EXERCISE DESCRIPTION> Copy everything in the data below exactly except the pictures.

** begin RAW RECORDS **

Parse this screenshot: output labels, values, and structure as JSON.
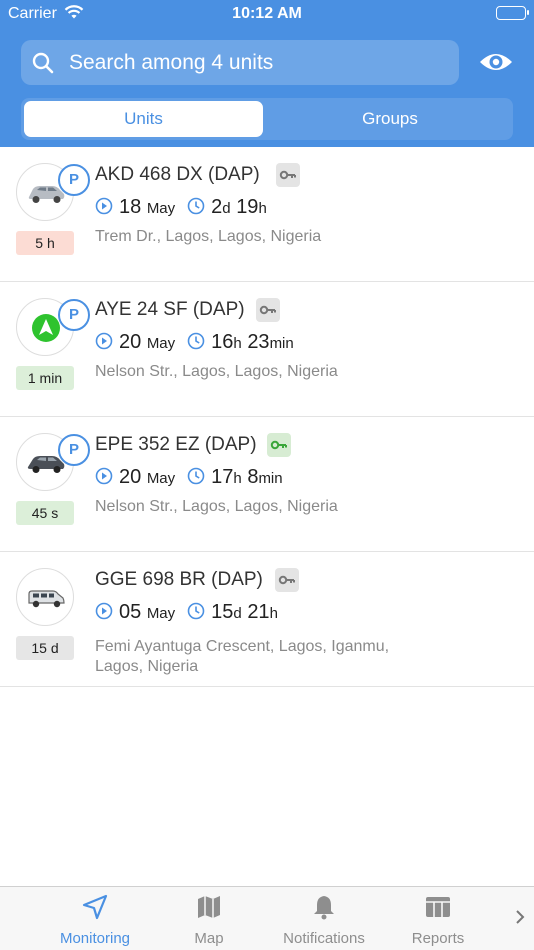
{
  "status_bar": {
    "carrier": "Carrier",
    "time": "10:12 AM"
  },
  "header": {
    "search_placeholder": "Search among 4 units",
    "tabs": [
      {
        "label": "Units",
        "active": true
      },
      {
        "label": "Groups",
        "active": false
      }
    ]
  },
  "units": [
    {
      "name": "AKD 468 DX (DAP)",
      "status_icon": "parking-icon",
      "vehicle_icon": "sedan-silver-icon",
      "badge": "5 h",
      "badge_color": "#fcdcd4",
      "key_active": false,
      "date_num": "18",
      "date_month": "May",
      "duration": [
        {
          "n": "2",
          "u": "d"
        },
        {
          "n": "19",
          "u": "h"
        }
      ],
      "address": "Trem Dr., Lagos, Lagos, Nigeria"
    },
    {
      "name": "AYE 24 SF (DAP)",
      "status_icon": "parking-icon",
      "vehicle_icon": "moving-arrow-icon",
      "badge": "1 min",
      "badge_color": "#dcefd9",
      "key_active": false,
      "date_num": "20",
      "date_month": "May",
      "duration": [
        {
          "n": "16",
          "u": "h"
        },
        {
          "n": "23",
          "u": "min"
        }
      ],
      "address": "Nelson Str., Lagos, Lagos, Nigeria"
    },
    {
      "name": "EPE 352 EZ (DAP)",
      "status_icon": "parking-icon",
      "vehicle_icon": "sedan-dark-icon",
      "badge": "45 s",
      "badge_color": "#dcefd9",
      "key_active": true,
      "date_num": "20",
      "date_month": "May",
      "duration": [
        {
          "n": "17",
          "u": "h"
        },
        {
          "n": "8",
          "u": "min"
        }
      ],
      "address": "Nelson Str., Lagos, Lagos, Nigeria"
    },
    {
      "name": "GGE 698 BR (DAP)",
      "status_icon": null,
      "vehicle_icon": "van-icon",
      "badge": "15 d",
      "badge_color": "#e6e6e6",
      "key_active": false,
      "date_num": "05",
      "date_month": "May",
      "duration": [
        {
          "n": "15",
          "u": "d"
        },
        {
          "n": "21",
          "u": "h"
        }
      ],
      "address_lines": [
        "Femi Ayantuga Crescent, Lagos, Iganmu,",
        "Lagos, Nigeria"
      ]
    }
  ],
  "tabbar": {
    "items": [
      {
        "label": "Monitoring",
        "icon": "navigation-arrow-icon",
        "active": true
      },
      {
        "label": "Map",
        "icon": "map-icon",
        "active": false
      },
      {
        "label": "Notifications",
        "icon": "bell-icon",
        "active": false
      },
      {
        "label": "Reports",
        "icon": "reports-table-icon",
        "active": false
      }
    ]
  },
  "colors": {
    "accent": "#4a90e2",
    "key_gray": "#e4e4e4",
    "key_green": "#d7ecd3"
  }
}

** end RAW RECORDS **

RESPONSE TO THIS EXERCISE>
Parse this screenshot: output labels, values, and structure as JSON.
{
  "status_bar": {
    "carrier": "Carrier",
    "time": "10:12 AM"
  },
  "header": {
    "search_placeholder": "Search among 4 units",
    "tabs": [
      {
        "label": "Units",
        "active": true
      },
      {
        "label": "Groups",
        "active": false
      }
    ]
  },
  "units": [
    {
      "name": "AKD 468 DX (DAP)",
      "status_icon": "parking-icon",
      "vehicle_icon": "sedan-silver-icon",
      "badge": "5 h",
      "badge_color": "#fcdcd4",
      "key_active": false,
      "date_num": "18",
      "date_month": "May",
      "duration": [
        {
          "n": "2",
          "u": "d"
        },
        {
          "n": "19",
          "u": "h"
        }
      ],
      "address": "Trem Dr., Lagos, Lagos, Nigeria"
    },
    {
      "name": "AYE 24 SF (DAP)",
      "status_icon": "parking-icon",
      "vehicle_icon": "moving-arrow-icon",
      "badge": "1 min",
      "badge_color": "#dcefd9",
      "key_active": false,
      "date_num": "20",
      "date_month": "May",
      "duration": [
        {
          "n": "16",
          "u": "h"
        },
        {
          "n": "23",
          "u": "min"
        }
      ],
      "address": "Nelson Str., Lagos, Lagos, Nigeria"
    },
    {
      "name": "EPE 352 EZ (DAP)",
      "status_icon": "parking-icon",
      "vehicle_icon": "sedan-dark-icon",
      "badge": "45 s",
      "badge_color": "#dcefd9",
      "key_active": true,
      "date_num": "20",
      "date_month": "May",
      "duration": [
        {
          "n": "17",
          "u": "h"
        },
        {
          "n": "8",
          "u": "min"
        }
      ],
      "address": "Nelson Str., Lagos, Lagos, Nigeria"
    },
    {
      "name": "GGE 698 BR (DAP)",
      "status_icon": null,
      "vehicle_icon": "van-icon",
      "badge": "15 d",
      "badge_color": "#e6e6e6",
      "key_active": false,
      "date_num": "05",
      "date_month": "May",
      "duration": [
        {
          "n": "15",
          "u": "d"
        },
        {
          "n": "21",
          "u": "h"
        }
      ],
      "address_lines": [
        "Femi Ayantuga Crescent, Lagos, Iganmu,",
        "Lagos, Nigeria"
      ]
    }
  ],
  "tabbar": {
    "items": [
      {
        "label": "Monitoring",
        "icon": "navigation-arrow-icon",
        "active": true
      },
      {
        "label": "Map",
        "icon": "map-icon",
        "active": false
      },
      {
        "label": "Notifications",
        "icon": "bell-icon",
        "active": false
      },
      {
        "label": "Reports",
        "icon": "reports-table-icon",
        "active": false
      }
    ]
  },
  "colors": {
    "accent": "#4a90e2",
    "key_gray": "#e4e4e4",
    "key_green": "#d7ecd3"
  }
}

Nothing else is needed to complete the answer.